-------- DATA
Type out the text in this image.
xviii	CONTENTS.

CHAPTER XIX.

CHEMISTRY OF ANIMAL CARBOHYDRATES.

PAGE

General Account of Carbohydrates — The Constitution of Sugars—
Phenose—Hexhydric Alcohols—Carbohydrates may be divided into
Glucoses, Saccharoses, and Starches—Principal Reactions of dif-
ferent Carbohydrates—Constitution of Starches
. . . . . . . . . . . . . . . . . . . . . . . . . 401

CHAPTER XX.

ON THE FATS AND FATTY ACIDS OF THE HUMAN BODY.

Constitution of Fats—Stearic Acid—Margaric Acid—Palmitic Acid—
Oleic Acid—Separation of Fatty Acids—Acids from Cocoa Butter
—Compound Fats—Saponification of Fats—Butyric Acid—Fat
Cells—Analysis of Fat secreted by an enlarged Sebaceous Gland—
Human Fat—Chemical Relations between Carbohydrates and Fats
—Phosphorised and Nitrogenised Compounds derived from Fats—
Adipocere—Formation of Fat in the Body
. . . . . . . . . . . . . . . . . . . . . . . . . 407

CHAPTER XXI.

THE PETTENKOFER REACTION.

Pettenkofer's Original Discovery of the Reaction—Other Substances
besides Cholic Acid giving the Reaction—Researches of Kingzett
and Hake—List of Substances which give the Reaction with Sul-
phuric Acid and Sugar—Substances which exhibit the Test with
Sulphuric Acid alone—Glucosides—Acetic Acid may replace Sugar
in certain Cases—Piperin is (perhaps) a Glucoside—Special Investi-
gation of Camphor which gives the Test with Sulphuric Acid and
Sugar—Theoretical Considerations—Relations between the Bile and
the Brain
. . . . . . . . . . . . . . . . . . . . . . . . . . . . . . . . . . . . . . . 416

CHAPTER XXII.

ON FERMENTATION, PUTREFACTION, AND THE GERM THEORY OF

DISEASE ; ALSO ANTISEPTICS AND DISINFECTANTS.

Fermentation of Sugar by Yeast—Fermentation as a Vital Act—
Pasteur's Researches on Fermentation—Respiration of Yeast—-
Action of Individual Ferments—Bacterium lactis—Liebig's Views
----------------
• PROBLEM STATEMENT: Repeat all the records without altering a single word.

• RESULT OF THIS EXERCISE:
Type out the text in this image.
xviii	CONTENTS.

CHAPTER XIX.

CHEMISTRY OF ANIMAL CARBOHYDRATES.

PAGE

General Account of Carbohydrates — The Constitution of Sugars—
Phenose—Hexhydric Alcohols—Carbohydrates may be divided into
Glucoses, Saccharoses, and Starches—Principal Reactions of dif-
ferent Carbohydrates—Constitution of Starches
. . . . . . . . . . . . . . . . . . . . . . . . . 401

CHAPTER XX.

ON THE FATS AND FATTY ACIDS OF THE HUMAN BODY.

Constitution of Fats—Stearic Acid—Margaric Acid—Palmitic Acid—
Oleic Acid—Separation of Fatty Acids—Acids from Cocoa Butter
—Compound Fats—Saponification of Fats—Butyric Acid—Fat
Cells—Analysis of Fat secreted by an enlarged Sebaceous Gland—
Human Fat—Chemical Relations between Carbohydrates and Fats
—Phosphorised and Nitrogenised Compounds derived from Fats—
Adipocere—Formation of Fat in the Body
. . . . . . . . . . . . . . . . . . . . . . . . . 407

CHAPTER XXI.

THE PETTENKOFER REACTION.

Pettenkofer's Original Discovery of the Reaction—Other Substances
besides Cholic Acid giving the Reaction—Researches of Kingzett
and Hake—List of Substances which give the Reaction with Sul-
phuric Acid and Sugar—Substances which exhibit the Test with
Sulphuric Acid alone—Glucosides—Acetic Acid may replace Sugar
in certain Cases—Piperin is (perhaps) a Glucoside—Special Investi-
gation of Camphor which gives the Test with Sulphuric Acid and
Sugar—Theoretical Considerations—Relations between the Bile and
the Brain
. . . . . . . . . . . . . . . . . . . . . . . . . . . . . . . . . . . . . . . 416

CHAPTER XXII.

ON FERMENTATION, PUTREFACTION, AND THE GERM THEORY OF

DISEASE ; ALSO ANTISEPTICS AND DISINFECTANTS.

Fermentation of Sugar by Yeast—Fermentation as a Vital Act—
Pasteur's Researches on Fermentation—Respiration of Yeast—-
Action of Individual Ferments—Bacterium lactis—Liebig's Views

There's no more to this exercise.